_Requirements_. Search the entries for the word "image" and pull out each line that has it.

Figure record extracts:

════════════════════

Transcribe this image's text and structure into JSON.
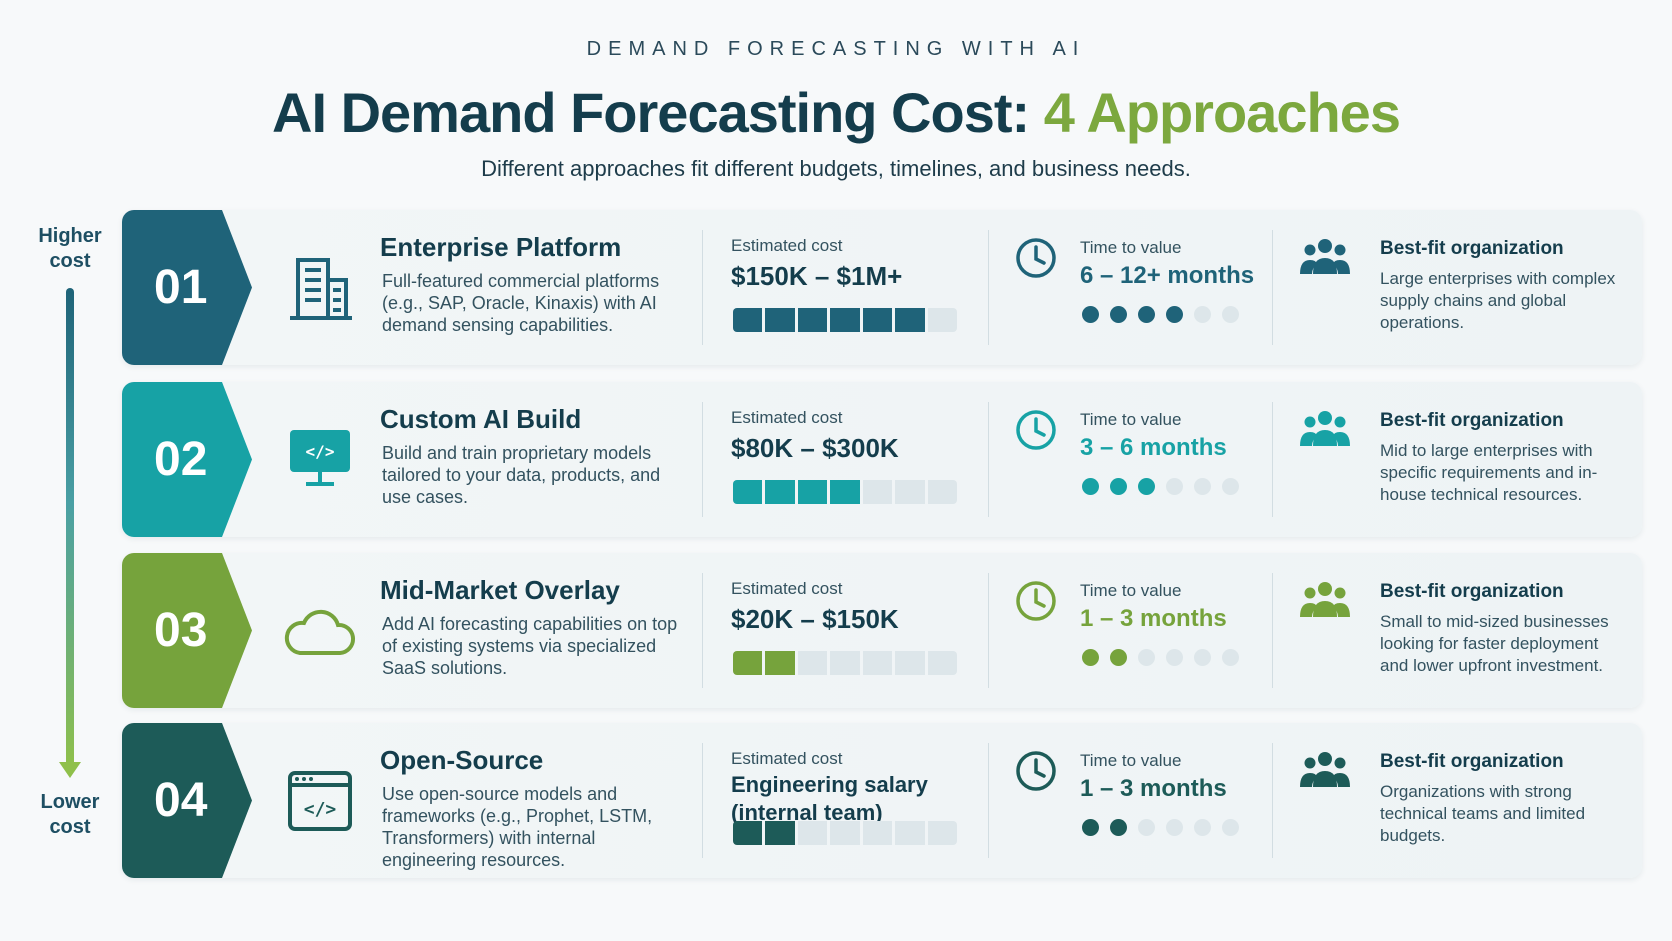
{
  "header": {
    "eyebrow": "DEMAND FORECASTING WITH AI",
    "title_main": "AI Demand Forecasting Cost:",
    "title_accent": "4 Approaches",
    "subtitle": "Different approaches fit different budgets, timelines, and business needs."
  },
  "axis": {
    "top_label": "Higher cost",
    "bottom_label": "Lower cost"
  },
  "labels": {
    "cost": "Estimated cost",
    "time": "Time to value",
    "fit": "Best-fit organization"
  },
  "approaches": [
    {
      "number": "01",
      "title": "Enterprise Platform",
      "description": "Full-featured commercial platforms (e.g., SAP, Oracle, Kinaxis) with AI demand sensing capabilities.",
      "icon": "building-icon",
      "cost": "$150K – $1M+",
      "cost_level": 6,
      "cost_total": 7,
      "time": "6 – 12+ months",
      "time_level": 4,
      "time_total": 6,
      "fit": "Large enterprises with complex supply chains and global operations.",
      "color": "#1f6379"
    },
    {
      "number": "02",
      "title": "Custom AI Build",
      "description": "Build and train proprietary models tailored to your data, products, and use cases.",
      "icon": "monitor-code-icon",
      "cost": "$80K – $300K",
      "cost_level": 4,
      "cost_total": 7,
      "time": "3 – 6 months",
      "time_level": 3,
      "time_total": 6,
      "fit": "Mid to large enterprises with specific requirements and in-house technical resources.",
      "color": "#17a2a5"
    },
    {
      "number": "03",
      "title": "Mid-Market Overlay",
      "description": "Add AI forecasting capabilities on top of existing systems via specialized SaaS solutions.",
      "icon": "cloud-icon",
      "cost": "$20K – $150K",
      "cost_level": 2,
      "cost_total": 7,
      "time": "1 – 3 months",
      "time_level": 2,
      "time_total": 6,
      "fit": "Small to mid-sized businesses looking for faster deployment and lower upfront investment.",
      "color": "#76a33c"
    },
    {
      "number": "04",
      "title": "Open-Source",
      "description": "Use open-source models and frameworks (e.g., Prophet, LSTM, Transformers) with internal engineering resources.",
      "icon": "browser-code-icon",
      "cost": "Engineering salary (internal team)",
      "cost_level": 2,
      "cost_total": 7,
      "time": "1 – 3 months",
      "time_level": 2,
      "time_total": 6,
      "fit": "Organizations with strong technical teams and limited budgets.",
      "color": "#1d5b58"
    }
  ],
  "colors": {
    "navy": "#143d4c",
    "green_accent": "#7ca83e",
    "empty_segment": "#dde6ea"
  }
}
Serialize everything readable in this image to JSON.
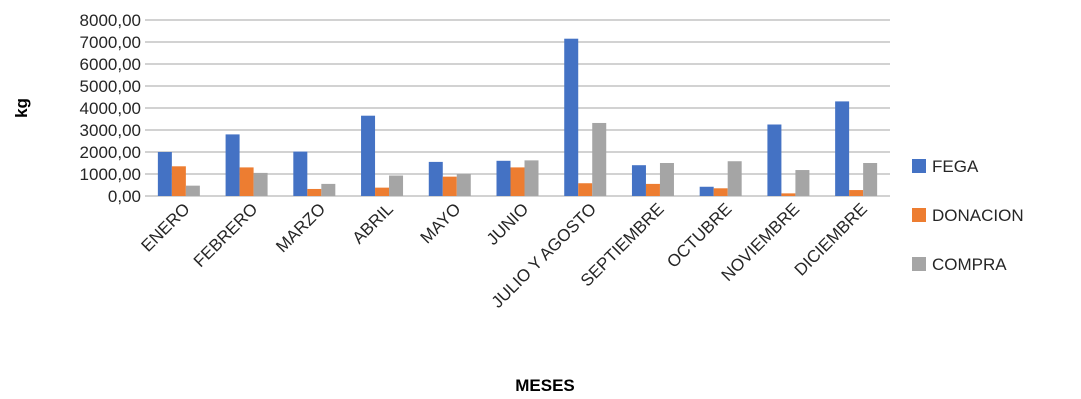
{
  "chart_data": {
    "type": "bar",
    "title": "",
    "xlabel": "MESES",
    "ylabel": "kg",
    "ylim": [
      0,
      8000
    ],
    "yticks": [
      0,
      1000,
      2000,
      3000,
      4000,
      5000,
      6000,
      7000,
      8000
    ],
    "ytick_labels": [
      "0,00",
      "1000,00",
      "2000,00",
      "3000,00",
      "4000,00",
      "5000,00",
      "6000,00",
      "7000,00",
      "8000,00"
    ],
    "grid": true,
    "legend_position": "right",
    "categories": [
      "ENERO",
      "FEBRERO",
      "MARZO",
      "ABRIL",
      "MAYO",
      "JUNIO",
      "JULIO Y AGOSTO",
      "SEPTIEMBRE",
      "OCTUBRE",
      "NOVIEMBRE",
      "DICIEMBRE"
    ],
    "series": [
      {
        "name": "FEGA",
        "color": "#4472C4",
        "values": [
          2000,
          2800,
          2020,
          3650,
          1550,
          1600,
          7150,
          1400,
          420,
          3250,
          4300
        ]
      },
      {
        "name": "DONACION",
        "color": "#ED7D31",
        "values": [
          1350,
          1300,
          320,
          380,
          880,
          1300,
          580,
          550,
          350,
          120,
          270
        ]
      },
      {
        "name": "COMPRA",
        "color": "#A5A5A5",
        "values": [
          470,
          1050,
          550,
          930,
          980,
          1620,
          3320,
          1500,
          1580,
          1180,
          1500
        ]
      }
    ]
  }
}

════════════════════

_Task response_.
Transcribe this image's text and structure into JSON.
Serialize everything readable in this image to JSON.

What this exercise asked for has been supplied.